#### DO THIS:
Return every record exactly as written.

#### DATA SUPPLIED:
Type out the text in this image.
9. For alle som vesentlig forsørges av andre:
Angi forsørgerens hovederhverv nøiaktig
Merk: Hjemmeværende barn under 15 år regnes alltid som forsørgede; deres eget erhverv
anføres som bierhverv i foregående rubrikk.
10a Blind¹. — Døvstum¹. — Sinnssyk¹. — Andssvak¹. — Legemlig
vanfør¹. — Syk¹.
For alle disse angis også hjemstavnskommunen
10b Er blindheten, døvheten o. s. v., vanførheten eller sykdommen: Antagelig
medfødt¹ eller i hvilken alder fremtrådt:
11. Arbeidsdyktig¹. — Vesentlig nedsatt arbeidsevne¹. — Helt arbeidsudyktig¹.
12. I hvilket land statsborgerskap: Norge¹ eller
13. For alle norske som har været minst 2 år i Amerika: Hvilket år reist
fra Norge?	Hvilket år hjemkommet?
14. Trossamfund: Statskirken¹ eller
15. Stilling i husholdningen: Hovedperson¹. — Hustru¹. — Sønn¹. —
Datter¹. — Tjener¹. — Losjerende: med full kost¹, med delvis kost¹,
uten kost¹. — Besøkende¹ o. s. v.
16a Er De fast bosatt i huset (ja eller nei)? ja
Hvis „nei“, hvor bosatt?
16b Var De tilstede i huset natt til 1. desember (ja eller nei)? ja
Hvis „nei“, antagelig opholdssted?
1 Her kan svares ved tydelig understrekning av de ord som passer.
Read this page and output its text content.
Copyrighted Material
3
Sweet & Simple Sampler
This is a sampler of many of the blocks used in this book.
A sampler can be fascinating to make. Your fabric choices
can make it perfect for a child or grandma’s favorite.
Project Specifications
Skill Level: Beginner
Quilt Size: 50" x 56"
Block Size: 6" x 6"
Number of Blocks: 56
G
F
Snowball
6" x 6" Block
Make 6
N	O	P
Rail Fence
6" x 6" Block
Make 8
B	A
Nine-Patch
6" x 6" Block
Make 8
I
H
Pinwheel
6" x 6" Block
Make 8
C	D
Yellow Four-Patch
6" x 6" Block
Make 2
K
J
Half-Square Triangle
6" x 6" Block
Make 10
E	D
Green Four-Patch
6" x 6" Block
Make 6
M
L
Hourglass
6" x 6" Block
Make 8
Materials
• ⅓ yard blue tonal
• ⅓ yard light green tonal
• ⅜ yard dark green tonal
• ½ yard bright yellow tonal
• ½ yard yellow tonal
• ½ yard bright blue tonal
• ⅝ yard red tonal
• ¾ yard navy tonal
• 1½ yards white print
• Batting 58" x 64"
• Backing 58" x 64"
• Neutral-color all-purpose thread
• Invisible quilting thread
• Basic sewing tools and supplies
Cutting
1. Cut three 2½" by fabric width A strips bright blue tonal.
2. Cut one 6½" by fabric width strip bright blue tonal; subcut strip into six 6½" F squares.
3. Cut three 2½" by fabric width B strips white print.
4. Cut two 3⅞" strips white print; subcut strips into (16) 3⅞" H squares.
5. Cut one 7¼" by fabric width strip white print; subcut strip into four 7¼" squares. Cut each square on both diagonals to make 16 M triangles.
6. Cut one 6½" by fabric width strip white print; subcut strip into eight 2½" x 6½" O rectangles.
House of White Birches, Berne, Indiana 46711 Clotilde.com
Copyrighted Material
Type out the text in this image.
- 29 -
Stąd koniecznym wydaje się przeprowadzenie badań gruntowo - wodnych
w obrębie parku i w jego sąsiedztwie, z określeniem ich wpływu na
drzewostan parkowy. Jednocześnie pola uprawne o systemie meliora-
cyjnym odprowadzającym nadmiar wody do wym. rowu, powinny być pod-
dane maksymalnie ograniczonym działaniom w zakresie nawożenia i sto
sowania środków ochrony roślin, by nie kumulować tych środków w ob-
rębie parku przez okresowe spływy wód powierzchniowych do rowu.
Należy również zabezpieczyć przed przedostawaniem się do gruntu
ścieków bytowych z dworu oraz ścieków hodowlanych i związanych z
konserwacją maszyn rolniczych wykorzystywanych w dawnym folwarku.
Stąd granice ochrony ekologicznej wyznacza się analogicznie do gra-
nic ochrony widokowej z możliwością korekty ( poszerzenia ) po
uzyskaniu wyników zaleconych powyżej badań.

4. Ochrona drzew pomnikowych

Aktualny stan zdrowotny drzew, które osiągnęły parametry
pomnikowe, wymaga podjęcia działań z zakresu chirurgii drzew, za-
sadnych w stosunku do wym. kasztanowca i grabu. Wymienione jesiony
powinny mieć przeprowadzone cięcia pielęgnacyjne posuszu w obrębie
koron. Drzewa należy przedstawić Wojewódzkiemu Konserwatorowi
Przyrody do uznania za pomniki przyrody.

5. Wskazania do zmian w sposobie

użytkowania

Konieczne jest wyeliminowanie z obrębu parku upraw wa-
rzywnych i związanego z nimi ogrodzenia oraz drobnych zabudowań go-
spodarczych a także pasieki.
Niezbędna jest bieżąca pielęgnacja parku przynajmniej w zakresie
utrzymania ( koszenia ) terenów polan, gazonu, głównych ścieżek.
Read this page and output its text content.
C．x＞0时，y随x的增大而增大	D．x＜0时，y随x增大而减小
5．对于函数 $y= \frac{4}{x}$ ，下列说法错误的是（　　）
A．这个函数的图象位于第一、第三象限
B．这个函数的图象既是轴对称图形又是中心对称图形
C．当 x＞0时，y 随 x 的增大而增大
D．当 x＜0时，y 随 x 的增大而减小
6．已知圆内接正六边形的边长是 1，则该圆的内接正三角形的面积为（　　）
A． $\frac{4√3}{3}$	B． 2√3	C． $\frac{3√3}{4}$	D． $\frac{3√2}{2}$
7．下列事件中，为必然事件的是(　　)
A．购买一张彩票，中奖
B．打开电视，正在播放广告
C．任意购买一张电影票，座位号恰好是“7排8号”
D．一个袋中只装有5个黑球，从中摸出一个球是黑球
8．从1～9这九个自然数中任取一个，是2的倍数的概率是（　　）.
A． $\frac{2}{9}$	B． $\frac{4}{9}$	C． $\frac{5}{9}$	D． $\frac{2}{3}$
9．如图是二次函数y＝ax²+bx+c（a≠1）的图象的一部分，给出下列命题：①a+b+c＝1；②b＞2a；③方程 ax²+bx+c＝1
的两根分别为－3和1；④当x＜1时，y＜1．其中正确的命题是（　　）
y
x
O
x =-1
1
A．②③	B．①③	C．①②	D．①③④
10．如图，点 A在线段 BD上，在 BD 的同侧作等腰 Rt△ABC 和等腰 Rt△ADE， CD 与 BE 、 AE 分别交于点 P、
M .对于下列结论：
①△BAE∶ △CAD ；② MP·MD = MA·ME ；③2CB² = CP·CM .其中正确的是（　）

#### RESPONSE:
Type out the text in this image.
9. For alle som vesentlig forsørges av andre:
Angi forsørgerens hovederhverv nøiaktig
Merk: Hjemmeværende barn under 15 år regnes alltid som forsørgede; deres eget erhverv
anføres som bierhverv i foregående rubrikk.
10a Blind¹. — Døvstum¹. — Sinnssyk¹. — Andssvak¹. — Legemlig
vanfør¹. — Syk¹.
For alle disse angis også hjemstavnskommunen
10b Er blindheten, døvheten o. s. v., vanførheten eller sykdommen: Antagelig
medfødt¹ eller i hvilken alder fremtrådt:
11. Arbeidsdyktig¹. — Vesentlig nedsatt arbeidsevne¹. — Helt arbeidsudyktig¹.
12. I hvilket land statsborgerskap: Norge¹ eller
13. For alle norske som har været minst 2 år i Amerika: Hvilket år reist
fra Norge?	Hvilket år hjemkommet?
14. Trossamfund: Statskirken¹ eller
15. Stilling i husholdningen: Hovedperson¹. — Hustru¹. — Sønn¹. —
Datter¹. — Tjener¹. — Losjerende: med full kost¹, med delvis kost¹,
uten kost¹. — Besøkende¹ o. s. v.
16a Er De fast bosatt i huset (ja eller nei)? ja
Hvis „nei“, hvor bosatt?
16b Var De tilstede i huset natt til 1. desember (ja eller nei)? ja
Hvis „nei“, antagelig opholdssted?
1 Her kan svares ved tydelig understrekning av de ord som passer.
Read this page and output its text content.
Copyrighted Material
3
Sweet & Simple Sampler
This is a sampler of many of the blocks used in this book.
A sampler can be fascinating to make. Your fabric choices
can make it perfect for a child or grandma’s favorite.
Project Specifications
Skill Level: Beginner
Quilt Size: 50" x 56"
Block Size: 6" x 6"
Number of Blocks: 56
G
F
Snowball
6" x 6" Block
Make 6
N	O	P
Rail Fence
6" x 6" Block
Make 8
B	A
Nine-Patch
6" x 6" Block
Make 8
I
H
Pinwheel
6" x 6" Block
Make 8
C	D
Yellow Four-Patch
6" x 6" Block
Make 2
K
J
Half-Square Triangle
6" x 6" Block
Make 10
E	D
Green Four-Patch
6" x 6" Block
Make 6
M
L
Hourglass
6" x 6" Block
Make 8
Materials
• ⅓ yard blue tonal
• ⅓ yard light green tonal
• ⅜ yard dark green tonal
• ½ yard bright yellow tonal
• ½ yard yellow tonal
• ½ yard bright blue tonal
• ⅝ yard red tonal
• ¾ yard navy tonal
• 1½ yards white print
• Batting 58" x 64"
• Backing 58" x 64"
• Neutral-color all-purpose thread
• Invisible quilting thread
• Basic sewing tools and supplies
Cutting
1. Cut three 2½" by fabric width A strips bright blue tonal.
2. Cut one 6½" by fabric width strip bright blue tonal; subcut strip into six 6½" F squares.
3. Cut three 2½" by fabric width B strips white print.
4. Cut two 3⅞" strips white print; subcut strips into (16) 3⅞" H squares.
5. Cut one 7¼" by fabric width strip white print; subcut strip into four 7¼" squares. Cut each square on both diagonals to make 16 M triangles.
6. Cut one 6½" by fabric width strip white print; subcut strip into eight 2½" x 6½" O rectangles.
House of White Birches, Berne, Indiana 46711 Clotilde.com
Copyrighted Material
Type out the text in this image.
- 29 -
Stąd koniecznym wydaje się przeprowadzenie badań gruntowo - wodnych
w obrębie parku i w jego sąsiedztwie, z określeniem ich wpływu na
drzewostan parkowy. Jednocześnie pola uprawne o systemie meliora-
cyjnym odprowadzającym nadmiar wody do wym. rowu, powinny być pod-
dane maksymalnie ograniczonym działaniom w zakresie nawożenia i sto
sowania środków ochrony roślin, by nie kumulować tych środków w ob-
rębie parku przez okresowe spływy wód powierzchniowych do rowu.
Należy również zabezpieczyć przed przedostawaniem się do gruntu
ścieków bytowych z dworu oraz ścieków hodowlanych i związanych z
konserwacją maszyn rolniczych wykorzystywanych w dawnym folwarku.
Stąd granice ochrony ekologicznej wyznacza się analogicznie do gra-
nic ochrony widokowej z możliwością korekty ( poszerzenia ) po
uzyskaniu wyników zaleconych powyżej badań.

4. Ochrona drzew pomnikowych

Aktualny stan zdrowotny drzew, które osiągnęły parametry
pomnikowe, wymaga podjęcia działań z zakresu chirurgii drzew, za-
sadnych w stosunku do wym. kasztanowca i grabu. Wymienione jesiony
powinny mieć przeprowadzone cięcia pielęgnacyjne posuszu w obrębie
koron. Drzewa należy przedstawić Wojewódzkiemu Konserwatorowi
Przyrody do uznania za pomniki przyrody.

5. Wskazania do zmian w sposobie

użytkowania

Konieczne jest wyeliminowanie z obrębu parku upraw wa-
rzywnych i związanego z nimi ogrodzenia oraz drobnych zabudowań go-
spodarczych a także pasieki.
Niezbędna jest bieżąca pielęgnacja parku przynajmniej w zakresie
utrzymania ( koszenia ) terenów polan, gazonu, głównych ścieżek.
Read this page and output its text content.
C．x＞0时，y随x的增大而增大	D．x＜0时，y随x增大而减小
5．对于函数 $y= \frac{4}{x}$ ，下列说法错误的是（　　）
A．这个函数的图象位于第一、第三象限
B．这个函数的图象既是轴对称图形又是中心对称图形
C．当 x＞0时，y 随 x 的增大而增大
D．当 x＜0时，y 随 x 的增大而减小
6．已知圆内接正六边形的边长是 1，则该圆的内接正三角形的面积为（　　）
A． $\frac{4√3}{3}$	B． 2√3	C． $\frac{3√3}{4}$	D． $\frac{3√2}{2}$
7．下列事件中，为必然事件的是(　　)
A．购买一张彩票，中奖
B．打开电视，正在播放广告
C．任意购买一张电影票，座位号恰好是“7排8号”
D．一个袋中只装有5个黑球，从中摸出一个球是黑球
8．从1～9这九个自然数中任取一个，是2的倍数的概率是（　　）.
A． $\frac{2}{9}$	B． $\frac{4}{9}$	C． $\frac{5}{9}$	D． $\frac{2}{3}$
9．如图是二次函数y＝ax²+bx+c（a≠1）的图象的一部分，给出下列命题：①a+b+c＝1；②b＞2a；③方程 ax²+bx+c＝1
的两根分别为－3和1；④当x＜1时，y＜1．其中正确的命题是（　　）
y
x
O
x =-1
1
A．②③	B．①③	C．①②	D．①③④
10．如图，点 A在线段 BD上，在 BD 的同侧作等腰 Rt△ABC 和等腰 Rt△ADE， CD 与 BE 、 AE 分别交于点 P、
M .对于下列结论：
①△BAE∶ △CAD ；② MP·MD = MA·ME ；③2CB² = CP·CM .其中正确的是（　）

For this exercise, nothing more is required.